::: PROVIDED RECORDS

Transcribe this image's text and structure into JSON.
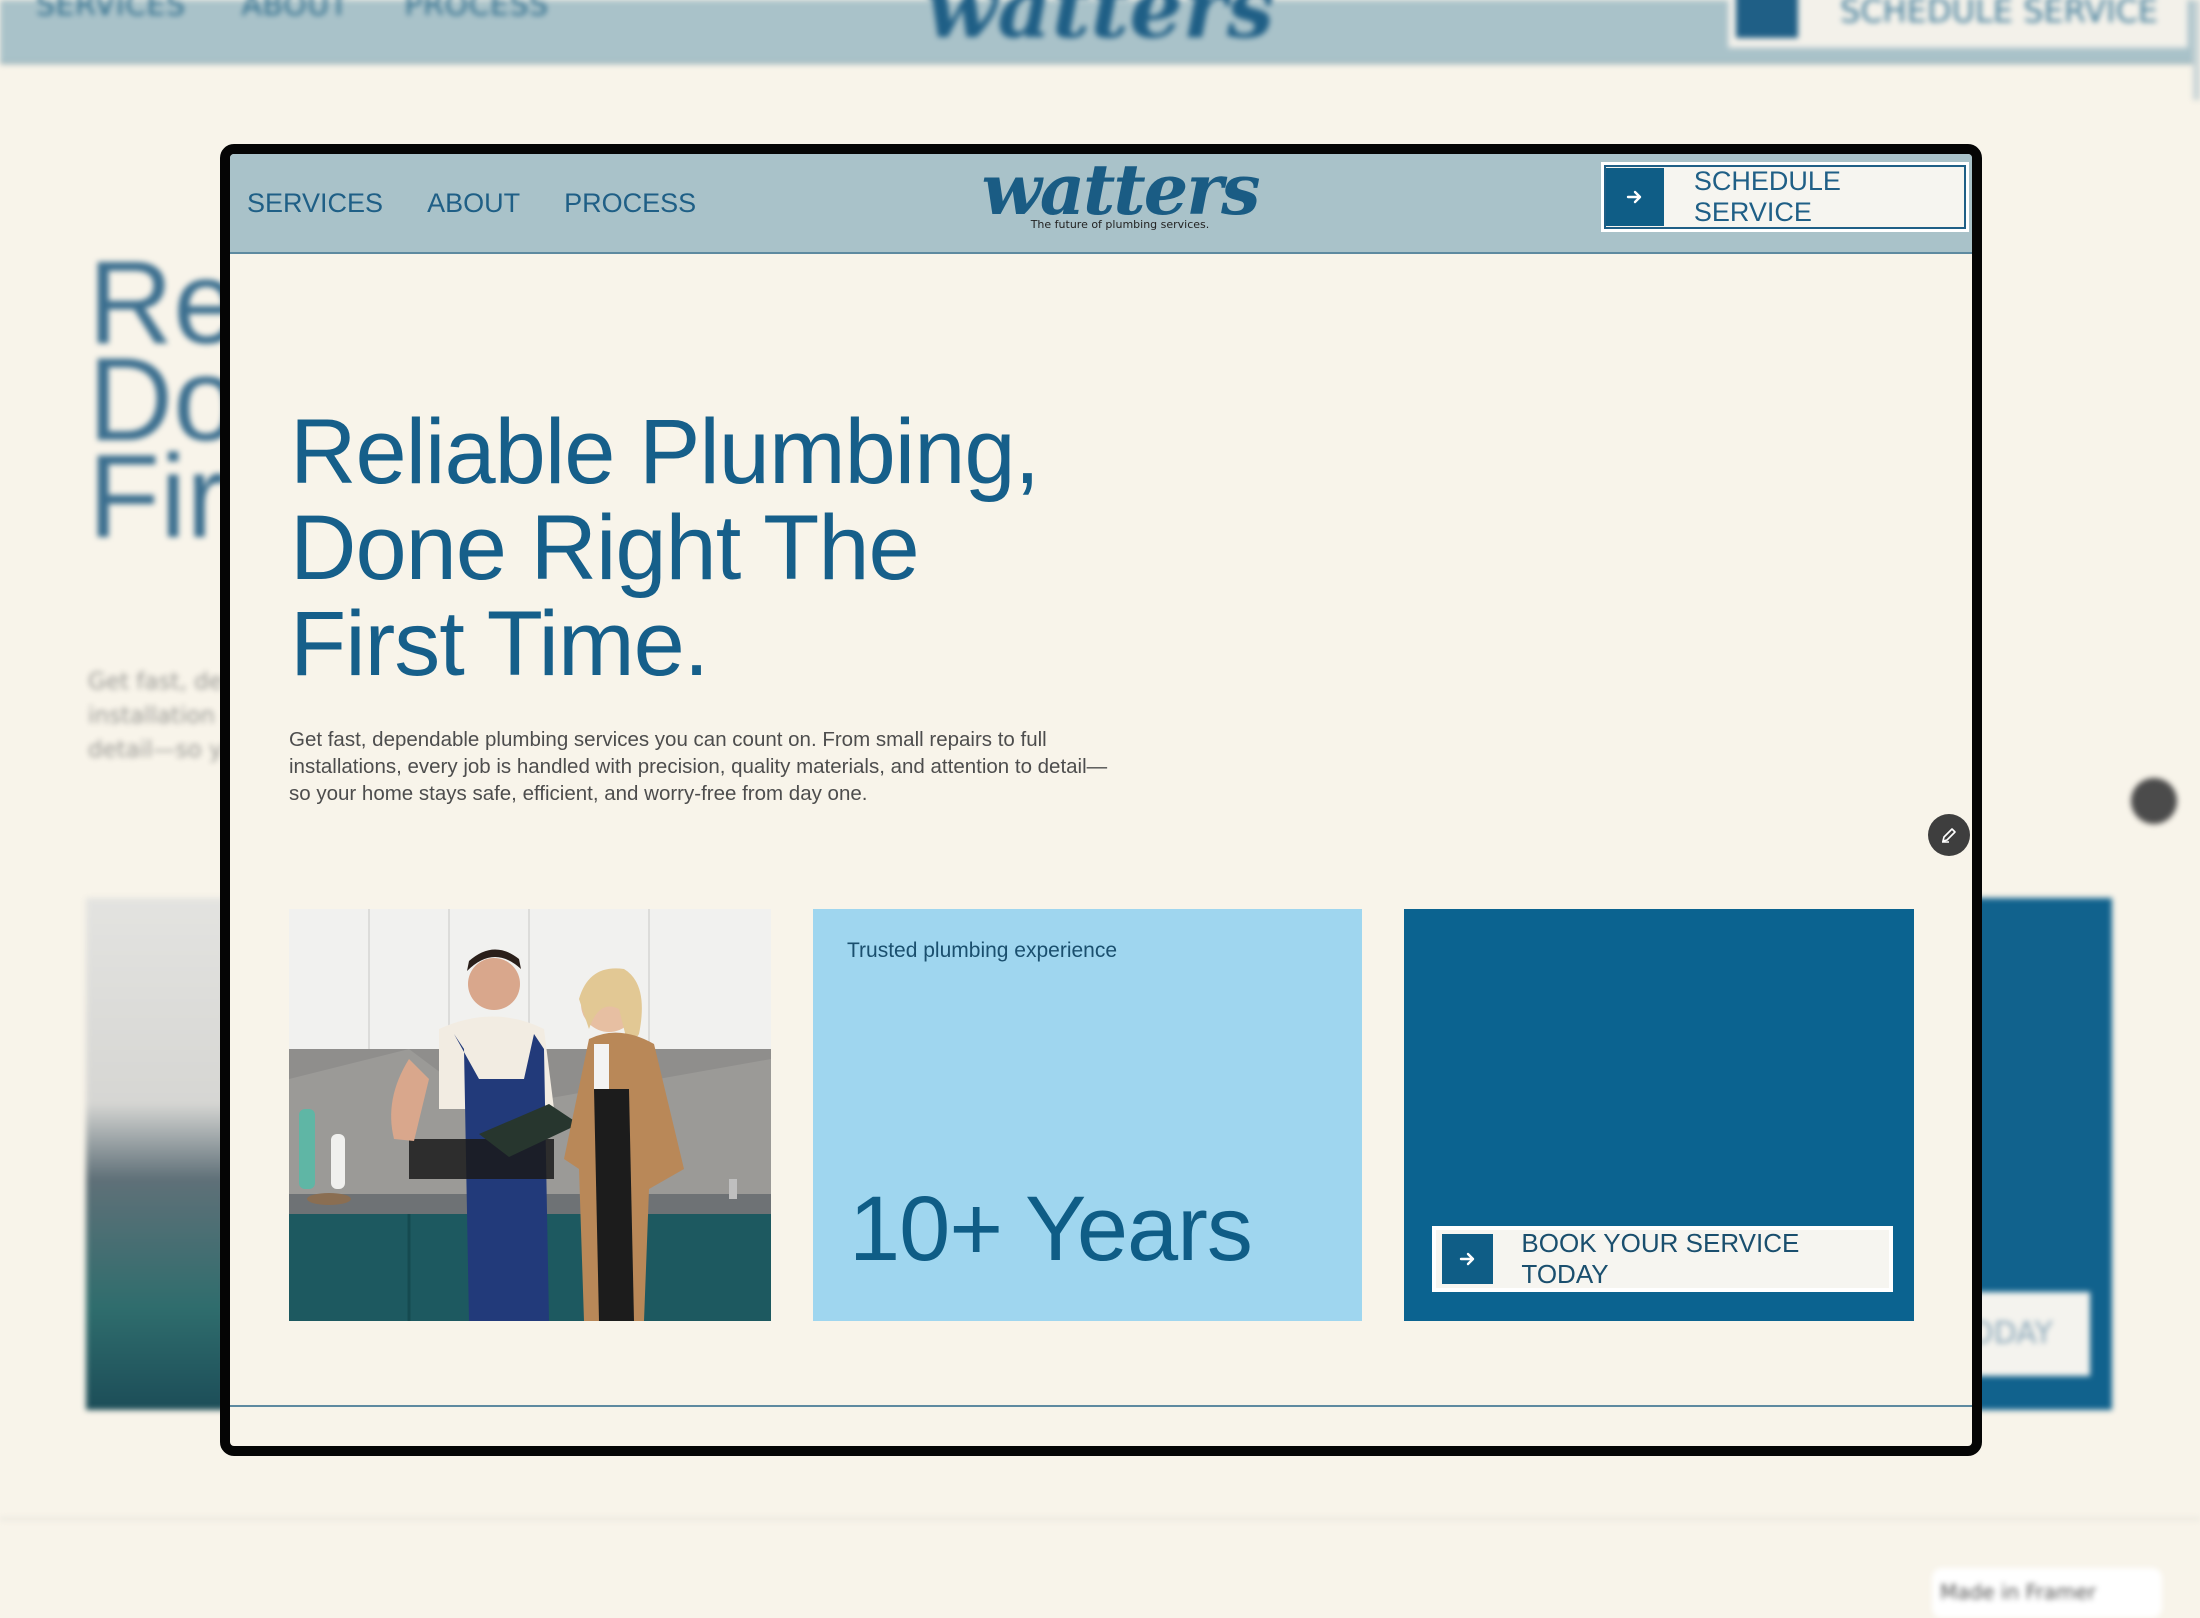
{
  "nav": {
    "items": [
      {
        "label": "SERVICES"
      },
      {
        "label": "ABOUT"
      },
      {
        "label": "PROCESS"
      }
    ]
  },
  "brand": {
    "logo_text": "watters",
    "tagline": "The future of plumbing services."
  },
  "header_cta": {
    "label": "SCHEDULE SERVICE",
    "icon": "arrow-right-icon"
  },
  "hero": {
    "title_lines": [
      "Reliable Plumbing,",
      "Done Right The",
      "First Time."
    ],
    "description": "Get fast, dependable plumbing services you can count on. From small repairs to full installations, every job is handled with precision, quality materials, and attention to detail—so your home stays safe, efficient, and worry-free from day one."
  },
  "experience_card": {
    "label": "Trusted plumbing experience",
    "value": "10+ Years"
  },
  "book_card": {
    "cta_label": "BOOK YOUR SERVICE TODAY",
    "icon": "arrow-right-icon"
  },
  "edit_button": {
    "icon": "pencil-icon"
  },
  "backdrop": {
    "badge_text": "Made in Framer",
    "book_fragment": "ODAY",
    "hero_fragments": [
      "Re",
      "Do",
      "Fir"
    ]
  },
  "colors": {
    "brand_blue": "#0f5d86",
    "header_bg": "#a9c2c9",
    "page_bg": "#f8f4ea",
    "light_blue": "#9fd6ef"
  }
}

::::::

• **SHORT TASK**: Print all entries exactly. The images do not belong in the copy.

• **FINISHED ANSWER**:
Transcribe this image's text and structure into JSON.
{
  "nav": {
    "items": [
      {
        "label": "SERVICES"
      },
      {
        "label": "ABOUT"
      },
      {
        "label": "PROCESS"
      }
    ]
  },
  "brand": {
    "logo_text": "watters",
    "tagline": "The future of plumbing services."
  },
  "header_cta": {
    "label": "SCHEDULE SERVICE",
    "icon": "arrow-right-icon"
  },
  "hero": {
    "title_lines": [
      "Reliable Plumbing,",
      "Done Right The",
      "First Time."
    ],
    "description": "Get fast, dependable plumbing services you can count on. From small repairs to full installations, every job is handled with precision, quality materials, and attention to detail—so your home stays safe, efficient, and worry-free from day one."
  },
  "experience_card": {
    "label": "Trusted plumbing experience",
    "value": "10+ Years"
  },
  "book_card": {
    "cta_label": "BOOK YOUR SERVICE TODAY",
    "icon": "arrow-right-icon"
  },
  "edit_button": {
    "icon": "pencil-icon"
  },
  "backdrop": {
    "badge_text": "Made in Framer",
    "book_fragment": "ODAY",
    "hero_fragments": [
      "Re",
      "Do",
      "Fir"
    ]
  },
  "colors": {
    "brand_blue": "#0f5d86",
    "header_bg": "#a9c2c9",
    "page_bg": "#f8f4ea",
    "light_blue": "#9fd6ef"
  }
}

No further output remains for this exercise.